[Dataset listings of figures]

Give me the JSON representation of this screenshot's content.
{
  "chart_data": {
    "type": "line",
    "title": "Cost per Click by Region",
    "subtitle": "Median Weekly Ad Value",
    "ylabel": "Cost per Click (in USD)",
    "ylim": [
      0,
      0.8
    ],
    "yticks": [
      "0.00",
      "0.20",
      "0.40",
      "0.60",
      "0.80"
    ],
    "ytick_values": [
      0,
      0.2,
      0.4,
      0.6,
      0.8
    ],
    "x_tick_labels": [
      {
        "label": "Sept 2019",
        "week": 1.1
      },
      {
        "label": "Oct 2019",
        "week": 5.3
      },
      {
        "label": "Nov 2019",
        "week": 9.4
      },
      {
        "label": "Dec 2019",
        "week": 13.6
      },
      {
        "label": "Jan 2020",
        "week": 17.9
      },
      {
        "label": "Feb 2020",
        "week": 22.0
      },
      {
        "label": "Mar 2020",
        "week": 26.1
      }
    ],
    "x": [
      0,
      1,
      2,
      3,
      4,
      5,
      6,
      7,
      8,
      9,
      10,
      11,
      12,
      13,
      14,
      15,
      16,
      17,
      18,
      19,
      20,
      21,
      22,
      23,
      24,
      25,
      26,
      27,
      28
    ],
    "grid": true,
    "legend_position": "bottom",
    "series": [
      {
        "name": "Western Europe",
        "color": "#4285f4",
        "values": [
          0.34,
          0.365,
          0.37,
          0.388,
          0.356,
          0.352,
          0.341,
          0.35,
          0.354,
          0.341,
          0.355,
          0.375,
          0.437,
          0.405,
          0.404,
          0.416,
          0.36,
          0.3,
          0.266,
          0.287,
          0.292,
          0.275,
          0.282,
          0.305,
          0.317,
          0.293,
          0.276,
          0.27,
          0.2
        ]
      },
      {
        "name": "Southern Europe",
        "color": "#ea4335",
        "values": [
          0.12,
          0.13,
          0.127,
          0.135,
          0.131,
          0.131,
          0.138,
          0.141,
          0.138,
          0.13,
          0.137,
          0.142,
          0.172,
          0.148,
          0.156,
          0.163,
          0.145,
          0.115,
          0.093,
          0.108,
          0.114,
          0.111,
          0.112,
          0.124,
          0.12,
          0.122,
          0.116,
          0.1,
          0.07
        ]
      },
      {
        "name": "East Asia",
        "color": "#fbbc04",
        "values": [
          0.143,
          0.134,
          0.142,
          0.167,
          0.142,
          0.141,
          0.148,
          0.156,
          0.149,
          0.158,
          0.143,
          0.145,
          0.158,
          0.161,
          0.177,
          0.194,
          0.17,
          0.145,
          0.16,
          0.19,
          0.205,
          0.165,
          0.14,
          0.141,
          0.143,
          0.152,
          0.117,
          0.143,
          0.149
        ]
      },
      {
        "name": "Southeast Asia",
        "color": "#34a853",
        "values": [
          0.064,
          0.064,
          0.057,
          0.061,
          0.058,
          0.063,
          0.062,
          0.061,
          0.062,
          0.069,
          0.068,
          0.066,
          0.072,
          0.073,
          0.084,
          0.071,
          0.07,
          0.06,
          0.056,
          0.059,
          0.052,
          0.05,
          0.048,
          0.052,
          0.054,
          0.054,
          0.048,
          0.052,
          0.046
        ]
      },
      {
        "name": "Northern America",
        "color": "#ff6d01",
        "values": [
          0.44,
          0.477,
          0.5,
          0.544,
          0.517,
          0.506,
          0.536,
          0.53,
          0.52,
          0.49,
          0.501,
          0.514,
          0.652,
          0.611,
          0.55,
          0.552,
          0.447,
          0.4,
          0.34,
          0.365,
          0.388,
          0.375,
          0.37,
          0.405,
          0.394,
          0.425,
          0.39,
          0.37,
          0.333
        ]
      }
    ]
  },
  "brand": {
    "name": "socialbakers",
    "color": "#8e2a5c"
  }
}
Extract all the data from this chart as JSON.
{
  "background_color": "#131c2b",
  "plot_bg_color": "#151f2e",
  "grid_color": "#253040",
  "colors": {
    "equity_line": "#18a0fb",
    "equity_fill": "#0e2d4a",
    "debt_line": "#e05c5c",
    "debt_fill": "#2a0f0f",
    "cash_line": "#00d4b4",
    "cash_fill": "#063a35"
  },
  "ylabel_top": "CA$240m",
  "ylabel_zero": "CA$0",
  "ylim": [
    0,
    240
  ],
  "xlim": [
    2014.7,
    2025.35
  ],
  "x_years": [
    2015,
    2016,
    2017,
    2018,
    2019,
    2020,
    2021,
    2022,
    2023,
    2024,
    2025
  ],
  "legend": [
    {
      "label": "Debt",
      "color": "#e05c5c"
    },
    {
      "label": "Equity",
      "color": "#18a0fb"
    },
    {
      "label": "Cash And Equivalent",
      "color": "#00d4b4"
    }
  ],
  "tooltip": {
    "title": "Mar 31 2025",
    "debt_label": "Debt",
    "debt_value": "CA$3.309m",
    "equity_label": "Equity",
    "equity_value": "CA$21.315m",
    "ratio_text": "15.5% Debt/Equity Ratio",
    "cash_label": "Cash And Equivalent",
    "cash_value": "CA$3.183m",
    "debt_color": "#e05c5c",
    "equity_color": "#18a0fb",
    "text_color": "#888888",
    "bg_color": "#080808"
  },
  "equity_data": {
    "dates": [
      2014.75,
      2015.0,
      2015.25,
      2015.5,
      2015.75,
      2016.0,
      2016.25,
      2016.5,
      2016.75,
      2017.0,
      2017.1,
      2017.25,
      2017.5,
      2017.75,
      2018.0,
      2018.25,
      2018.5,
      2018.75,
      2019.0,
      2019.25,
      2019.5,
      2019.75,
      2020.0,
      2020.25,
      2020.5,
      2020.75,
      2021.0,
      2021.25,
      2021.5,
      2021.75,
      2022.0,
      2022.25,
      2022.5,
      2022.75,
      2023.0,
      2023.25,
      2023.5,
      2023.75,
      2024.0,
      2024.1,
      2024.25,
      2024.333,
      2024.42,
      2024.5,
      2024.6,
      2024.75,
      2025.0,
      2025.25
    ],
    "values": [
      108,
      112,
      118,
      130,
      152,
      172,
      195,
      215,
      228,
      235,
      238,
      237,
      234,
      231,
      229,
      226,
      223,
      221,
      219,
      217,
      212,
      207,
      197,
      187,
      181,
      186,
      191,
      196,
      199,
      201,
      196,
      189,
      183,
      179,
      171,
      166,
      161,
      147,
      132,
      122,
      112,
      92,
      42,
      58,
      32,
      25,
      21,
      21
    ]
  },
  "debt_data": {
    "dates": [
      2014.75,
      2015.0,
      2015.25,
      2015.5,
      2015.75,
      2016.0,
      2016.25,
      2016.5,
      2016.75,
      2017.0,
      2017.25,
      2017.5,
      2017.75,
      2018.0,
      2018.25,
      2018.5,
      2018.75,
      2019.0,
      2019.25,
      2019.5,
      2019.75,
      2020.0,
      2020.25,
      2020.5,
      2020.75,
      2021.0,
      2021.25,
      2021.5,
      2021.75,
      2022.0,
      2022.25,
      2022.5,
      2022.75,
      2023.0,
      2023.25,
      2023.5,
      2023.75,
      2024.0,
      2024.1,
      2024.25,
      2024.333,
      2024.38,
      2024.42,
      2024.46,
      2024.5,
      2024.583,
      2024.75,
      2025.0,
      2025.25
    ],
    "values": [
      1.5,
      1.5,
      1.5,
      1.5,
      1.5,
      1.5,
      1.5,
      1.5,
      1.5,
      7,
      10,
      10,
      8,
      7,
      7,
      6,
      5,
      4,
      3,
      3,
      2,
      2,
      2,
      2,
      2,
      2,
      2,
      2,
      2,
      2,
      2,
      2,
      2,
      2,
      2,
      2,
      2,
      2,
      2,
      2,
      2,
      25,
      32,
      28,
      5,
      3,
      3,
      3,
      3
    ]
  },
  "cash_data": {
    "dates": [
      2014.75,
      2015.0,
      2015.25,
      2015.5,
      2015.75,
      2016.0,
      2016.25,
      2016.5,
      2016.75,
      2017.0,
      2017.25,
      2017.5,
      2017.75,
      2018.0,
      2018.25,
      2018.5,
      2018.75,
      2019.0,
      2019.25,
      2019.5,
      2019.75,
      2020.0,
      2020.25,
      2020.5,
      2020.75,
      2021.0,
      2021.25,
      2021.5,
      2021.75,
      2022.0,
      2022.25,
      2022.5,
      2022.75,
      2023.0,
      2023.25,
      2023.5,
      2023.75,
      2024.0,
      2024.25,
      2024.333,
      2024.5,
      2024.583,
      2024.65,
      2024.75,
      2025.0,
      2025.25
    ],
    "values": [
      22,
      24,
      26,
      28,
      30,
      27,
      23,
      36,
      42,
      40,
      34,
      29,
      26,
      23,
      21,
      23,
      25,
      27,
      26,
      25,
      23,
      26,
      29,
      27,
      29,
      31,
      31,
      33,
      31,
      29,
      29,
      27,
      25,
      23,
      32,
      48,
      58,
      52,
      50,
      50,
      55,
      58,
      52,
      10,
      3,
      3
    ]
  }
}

** THE EXERCISE **
List every line from the entries above in which "name" appears.

** CORRECT ANSWER **
        "name": "Western Europe",
        "name": "Southern Europe",
        "name": "East Asia",
        "name": "Southeast Asia",
        "name": "Northern America",
    "name": "socialbakers",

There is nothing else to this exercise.